§ Dataset records
- - -

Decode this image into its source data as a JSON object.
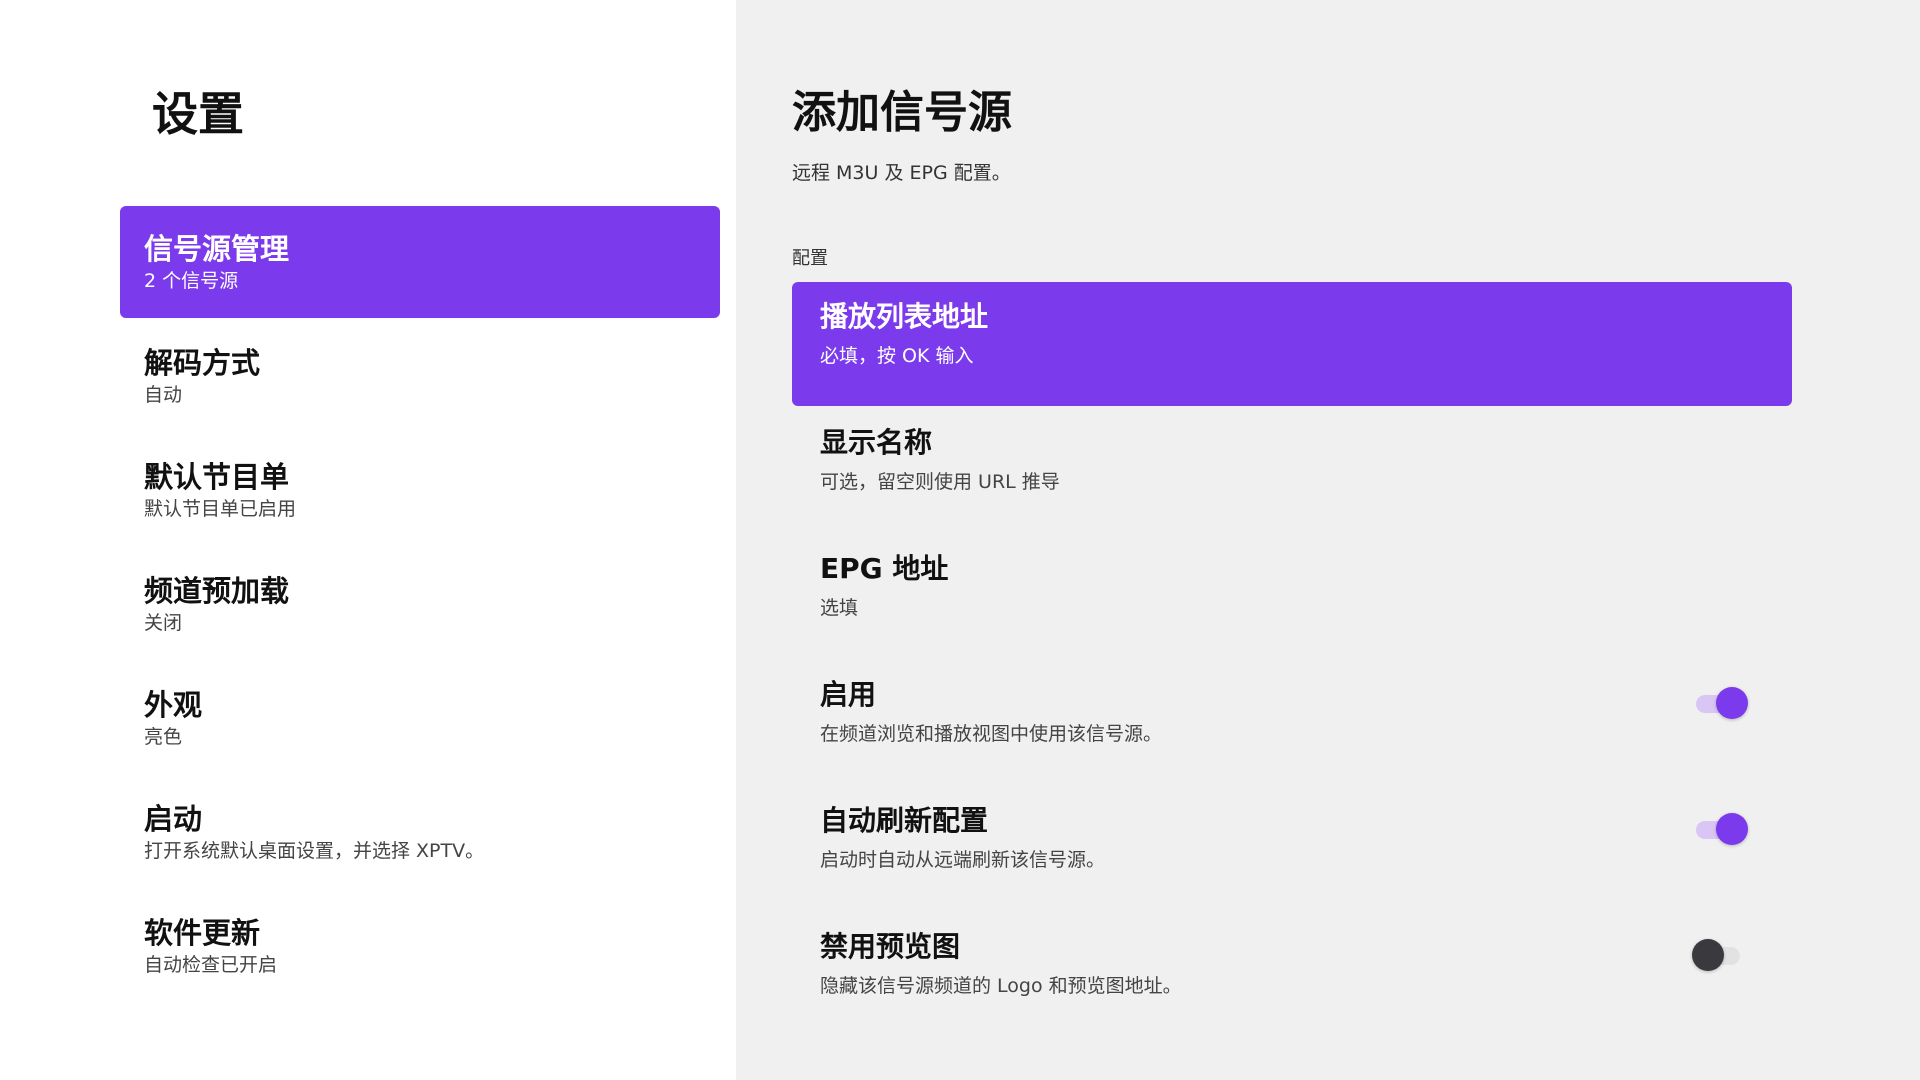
{
  "left": {
    "title": "设置",
    "items": [
      {
        "label": "信号源管理",
        "sub": "2 个信号源",
        "active": true
      },
      {
        "label": "解码方式",
        "sub": "自动"
      },
      {
        "label": "默认节目单",
        "sub": "默认节目单已启用"
      },
      {
        "label": "频道预加载",
        "sub": "关闭"
      },
      {
        "label": "外观",
        "sub": "亮色"
      },
      {
        "label": "启动",
        "sub": "打开系统默认桌面设置，并选择 XPTV。"
      },
      {
        "label": "软件更新",
        "sub": "自动检查已开启"
      }
    ]
  },
  "right": {
    "title": "添加信号源",
    "description": "远程 M3U 及 EPG 配置。",
    "section_label": "配置",
    "rows": [
      {
        "label": "播放列表地址",
        "sub": "必填，按 OK 输入",
        "active": true
      },
      {
        "label": "显示名称",
        "sub": "可选，留空则使用 URL 推导"
      },
      {
        "label": "EPG 地址",
        "sub": "选填"
      },
      {
        "label": "启用",
        "sub": "在频道浏览和播放视图中使用该信号源。",
        "toggle": true
      },
      {
        "label": "自动刷新配置",
        "sub": "启动时自动从远端刷新该信号源。",
        "toggle": true
      },
      {
        "label": "禁用预览图",
        "sub": "隐藏该信号源频道的 Logo 和预览图地址。",
        "toggle": false
      }
    ]
  },
  "colors": {
    "accent": "#7c3aed",
    "left_bg": "#ffffff",
    "right_bg": "#f0f0f0"
  }
}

- - -

§ WHAT THE EXERCISE ASKS
Without the pictures, print the whole listing exactly as given.

§ OUTPUT OF THE TASK
Decode this image into its source data as a JSON object.
{
  "left": {
    "title": "设置",
    "items": [
      {
        "label": "信号源管理",
        "sub": "2 个信号源",
        "active": true
      },
      {
        "label": "解码方式",
        "sub": "自动"
      },
      {
        "label": "默认节目单",
        "sub": "默认节目单已启用"
      },
      {
        "label": "频道预加载",
        "sub": "关闭"
      },
      {
        "label": "外观",
        "sub": "亮色"
      },
      {
        "label": "启动",
        "sub": "打开系统默认桌面设置，并选择 XPTV。"
      },
      {
        "label": "软件更新",
        "sub": "自动检查已开启"
      }
    ]
  },
  "right": {
    "title": "添加信号源",
    "description": "远程 M3U 及 EPG 配置。",
    "section_label": "配置",
    "rows": [
      {
        "label": "播放列表地址",
        "sub": "必填，按 OK 输入",
        "active": true
      },
      {
        "label": "显示名称",
        "sub": "可选，留空则使用 URL 推导"
      },
      {
        "label": "EPG 地址",
        "sub": "选填"
      },
      {
        "label": "启用",
        "sub": "在频道浏览和播放视图中使用该信号源。",
        "toggle": true
      },
      {
        "label": "自动刷新配置",
        "sub": "启动时自动从远端刷新该信号源。",
        "toggle": true
      },
      {
        "label": "禁用预览图",
        "sub": "隐藏该信号源频道的 Logo 和预览图地址。",
        "toggle": false
      }
    ]
  },
  "colors": {
    "accent": "#7c3aed",
    "left_bg": "#ffffff",
    "right_bg": "#f0f0f0"
  }
}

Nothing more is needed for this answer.